Every entry below must appear again, exactly as written.

BEGIN RECORDS FOR THIS TASK

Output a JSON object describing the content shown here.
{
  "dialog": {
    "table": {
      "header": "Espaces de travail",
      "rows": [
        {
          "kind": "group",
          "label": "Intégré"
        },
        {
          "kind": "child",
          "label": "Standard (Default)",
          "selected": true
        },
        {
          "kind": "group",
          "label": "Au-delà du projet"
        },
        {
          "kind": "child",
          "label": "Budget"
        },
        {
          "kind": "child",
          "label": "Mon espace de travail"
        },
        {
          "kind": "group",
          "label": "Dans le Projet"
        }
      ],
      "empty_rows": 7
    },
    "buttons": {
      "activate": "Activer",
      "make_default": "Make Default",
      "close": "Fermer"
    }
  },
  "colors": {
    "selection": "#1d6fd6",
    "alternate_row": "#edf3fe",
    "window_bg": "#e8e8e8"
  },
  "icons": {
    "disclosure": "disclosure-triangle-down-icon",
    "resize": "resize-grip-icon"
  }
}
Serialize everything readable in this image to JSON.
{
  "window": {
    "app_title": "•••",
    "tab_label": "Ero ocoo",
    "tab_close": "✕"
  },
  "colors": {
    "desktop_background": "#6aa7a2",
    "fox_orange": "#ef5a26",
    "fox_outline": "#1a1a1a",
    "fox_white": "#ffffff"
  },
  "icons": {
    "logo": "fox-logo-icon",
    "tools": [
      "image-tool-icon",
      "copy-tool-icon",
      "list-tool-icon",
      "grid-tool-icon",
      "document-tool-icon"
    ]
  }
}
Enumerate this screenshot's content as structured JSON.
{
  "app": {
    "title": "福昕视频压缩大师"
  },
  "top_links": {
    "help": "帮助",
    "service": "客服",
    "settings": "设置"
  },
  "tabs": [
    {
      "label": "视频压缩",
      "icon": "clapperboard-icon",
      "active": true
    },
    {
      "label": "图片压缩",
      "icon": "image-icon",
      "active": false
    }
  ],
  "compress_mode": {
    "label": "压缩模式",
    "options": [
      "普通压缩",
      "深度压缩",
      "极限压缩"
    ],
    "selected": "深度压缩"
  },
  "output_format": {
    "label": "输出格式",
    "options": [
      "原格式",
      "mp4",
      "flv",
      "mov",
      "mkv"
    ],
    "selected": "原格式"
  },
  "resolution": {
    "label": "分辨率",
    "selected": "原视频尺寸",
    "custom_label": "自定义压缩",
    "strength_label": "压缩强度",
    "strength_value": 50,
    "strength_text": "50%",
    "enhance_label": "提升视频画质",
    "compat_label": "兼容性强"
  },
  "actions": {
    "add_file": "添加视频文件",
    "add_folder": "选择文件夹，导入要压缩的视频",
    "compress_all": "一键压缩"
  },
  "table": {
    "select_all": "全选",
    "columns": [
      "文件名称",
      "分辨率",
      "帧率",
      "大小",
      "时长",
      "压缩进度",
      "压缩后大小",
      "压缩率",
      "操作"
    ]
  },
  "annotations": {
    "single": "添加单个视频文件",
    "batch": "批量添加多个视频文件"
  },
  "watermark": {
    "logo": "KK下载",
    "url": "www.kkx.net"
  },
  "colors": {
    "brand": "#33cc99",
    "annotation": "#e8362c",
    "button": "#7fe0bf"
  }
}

END RECORDS FOR THIS TASK

__COMPLETE OUTPUT__.
Output a JSON object describing the content shown here.
{
  "dialog": {
    "table": {
      "header": "Espaces de travail",
      "rows": [
        {
          "kind": "group",
          "label": "Intégré"
        },
        {
          "kind": "child",
          "label": "Standard (Default)",
          "selected": true
        },
        {
          "kind": "group",
          "label": "Au-delà du projet"
        },
        {
          "kind": "child",
          "label": "Budget"
        },
        {
          "kind": "child",
          "label": "Mon espace de travail"
        },
        {
          "kind": "group",
          "label": "Dans le Projet"
        }
      ],
      "empty_rows": 7
    },
    "buttons": {
      "activate": "Activer",
      "make_default": "Make Default",
      "close": "Fermer"
    }
  },
  "colors": {
    "selection": "#1d6fd6",
    "alternate_row": "#edf3fe",
    "window_bg": "#e8e8e8"
  },
  "icons": {
    "disclosure": "disclosure-triangle-down-icon",
    "resize": "resize-grip-icon"
  }
}
Serialize everything readable in this image to JSON.
{
  "window": {
    "app_title": "•••",
    "tab_label": "Ero ocoo",
    "tab_close": "✕"
  },
  "colors": {
    "desktop_background": "#6aa7a2",
    "fox_orange": "#ef5a26",
    "fox_outline": "#1a1a1a",
    "fox_white": "#ffffff"
  },
  "icons": {
    "logo": "fox-logo-icon",
    "tools": [
      "image-tool-icon",
      "copy-tool-icon",
      "list-tool-icon",
      "grid-tool-icon",
      "document-tool-icon"
    ]
  }
}
Enumerate this screenshot's content as structured JSON.
{
  "app": {
    "title": "福昕视频压缩大师"
  },
  "top_links": {
    "help": "帮助",
    "service": "客服",
    "settings": "设置"
  },
  "tabs": [
    {
      "label": "视频压缩",
      "icon": "clapperboard-icon",
      "active": true
    },
    {
      "label": "图片压缩",
      "icon": "image-icon",
      "active": false
    }
  ],
  "compress_mode": {
    "label": "压缩模式",
    "options": [
      "普通压缩",
      "深度压缩",
      "极限压缩"
    ],
    "selected": "深度压缩"
  },
  "output_format": {
    "label": "输出格式",
    "options": [
      "原格式",
      "mp4",
      "flv",
      "mov",
      "mkv"
    ],
    "selected": "原格式"
  },
  "resolution": {
    "label": "分辨率",
    "selected": "原视频尺寸",
    "custom_label": "自定义压缩",
    "strength_label": "压缩强度",
    "strength_value": 50,
    "strength_text": "50%",
    "enhance_label": "提升视频画质",
    "compat_label": "兼容性强"
  },
  "actions": {
    "add_file": "添加视频文件",
    "add_folder": "选择文件夹，导入要压缩的视频",
    "compress_all": "一键压缩"
  },
  "table": {
    "select_all": "全选",
    "columns": [
      "文件名称",
      "分辨率",
      "帧率",
      "大小",
      "时长",
      "压缩进度",
      "压缩后大小",
      "压缩率",
      "操作"
    ]
  },
  "annotations": {
    "single": "添加单个视频文件",
    "batch": "批量添加多个视频文件"
  },
  "watermark": {
    "logo": "KK下载",
    "url": "www.kkx.net"
  },
  "colors": {
    "brand": "#33cc99",
    "annotation": "#e8362c",
    "button": "#7fe0bf"
  }
}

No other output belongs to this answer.